• [Task requirements] Reproduce the records below in their entirety, character for character.

----

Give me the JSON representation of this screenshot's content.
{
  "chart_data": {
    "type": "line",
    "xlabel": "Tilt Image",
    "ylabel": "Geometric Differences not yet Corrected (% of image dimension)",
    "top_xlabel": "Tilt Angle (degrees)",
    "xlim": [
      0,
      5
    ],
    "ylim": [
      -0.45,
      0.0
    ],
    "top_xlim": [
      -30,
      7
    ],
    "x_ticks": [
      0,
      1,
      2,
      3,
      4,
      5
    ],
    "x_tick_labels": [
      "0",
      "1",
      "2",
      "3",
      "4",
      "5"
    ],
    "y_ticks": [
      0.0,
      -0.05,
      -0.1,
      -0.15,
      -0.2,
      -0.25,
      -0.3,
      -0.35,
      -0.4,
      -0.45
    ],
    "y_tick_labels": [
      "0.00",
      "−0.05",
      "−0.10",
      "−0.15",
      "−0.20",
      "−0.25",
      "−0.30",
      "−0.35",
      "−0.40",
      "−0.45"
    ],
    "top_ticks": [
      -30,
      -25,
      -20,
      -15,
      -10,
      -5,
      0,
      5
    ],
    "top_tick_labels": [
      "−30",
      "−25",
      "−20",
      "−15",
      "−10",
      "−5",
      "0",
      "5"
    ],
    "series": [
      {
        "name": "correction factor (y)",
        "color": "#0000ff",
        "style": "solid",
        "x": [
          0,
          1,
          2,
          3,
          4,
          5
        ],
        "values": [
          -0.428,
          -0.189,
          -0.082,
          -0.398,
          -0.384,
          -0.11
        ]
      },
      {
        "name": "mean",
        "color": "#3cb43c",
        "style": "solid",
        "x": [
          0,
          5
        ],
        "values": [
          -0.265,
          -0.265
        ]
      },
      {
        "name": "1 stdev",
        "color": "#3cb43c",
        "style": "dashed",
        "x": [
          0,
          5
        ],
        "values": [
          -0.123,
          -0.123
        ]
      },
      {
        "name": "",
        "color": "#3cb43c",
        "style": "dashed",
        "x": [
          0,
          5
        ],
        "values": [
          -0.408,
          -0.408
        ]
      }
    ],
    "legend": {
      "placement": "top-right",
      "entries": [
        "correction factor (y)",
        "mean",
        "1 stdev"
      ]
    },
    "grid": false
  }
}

----

• [Task answer]
Give me the JSON representation of this screenshot's content.
{
  "chart_data": {
    "type": "line",
    "xlabel": "Tilt Image",
    "ylabel": "Geometric Differences not yet Corrected (% of image dimension)",
    "top_xlabel": "Tilt Angle (degrees)",
    "xlim": [
      0,
      5
    ],
    "ylim": [
      -0.45,
      0.0
    ],
    "top_xlim": [
      -30,
      7
    ],
    "x_ticks": [
      0,
      1,
      2,
      3,
      4,
      5
    ],
    "x_tick_labels": [
      "0",
      "1",
      "2",
      "3",
      "4",
      "5"
    ],
    "y_ticks": [
      0.0,
      -0.05,
      -0.1,
      -0.15,
      -0.2,
      -0.25,
      -0.3,
      -0.35,
      -0.4,
      -0.45
    ],
    "y_tick_labels": [
      "0.00",
      "−0.05",
      "−0.10",
      "−0.15",
      "−0.20",
      "−0.25",
      "−0.30",
      "−0.35",
      "−0.40",
      "−0.45"
    ],
    "top_ticks": [
      -30,
      -25,
      -20,
      -15,
      -10,
      -5,
      0,
      5
    ],
    "top_tick_labels": [
      "−30",
      "−25",
      "−20",
      "−15",
      "−10",
      "−5",
      "0",
      "5"
    ],
    "series": [
      {
        "name": "correction factor (y)",
        "color": "#0000ff",
        "style": "solid",
        "x": [
          0,
          1,
          2,
          3,
          4,
          5
        ],
        "values": [
          -0.428,
          -0.189,
          -0.082,
          -0.398,
          -0.384,
          -0.11
        ]
      },
      {
        "name": "mean",
        "color": "#3cb43c",
        "style": "solid",
        "x": [
          0,
          5
        ],
        "values": [
          -0.265,
          -0.265
        ]
      },
      {
        "name": "1 stdev",
        "color": "#3cb43c",
        "style": "dashed",
        "x": [
          0,
          5
        ],
        "values": [
          -0.123,
          -0.123
        ]
      },
      {
        "name": "",
        "color": "#3cb43c",
        "style": "dashed",
        "x": [
          0,
          5
        ],
        "values": [
          -0.408,
          -0.408
        ]
      }
    ],
    "legend": {
      "placement": "top-right",
      "entries": [
        "correction factor (y)",
        "mean",
        "1 stdev"
      ]
    },
    "grid": false
  }
}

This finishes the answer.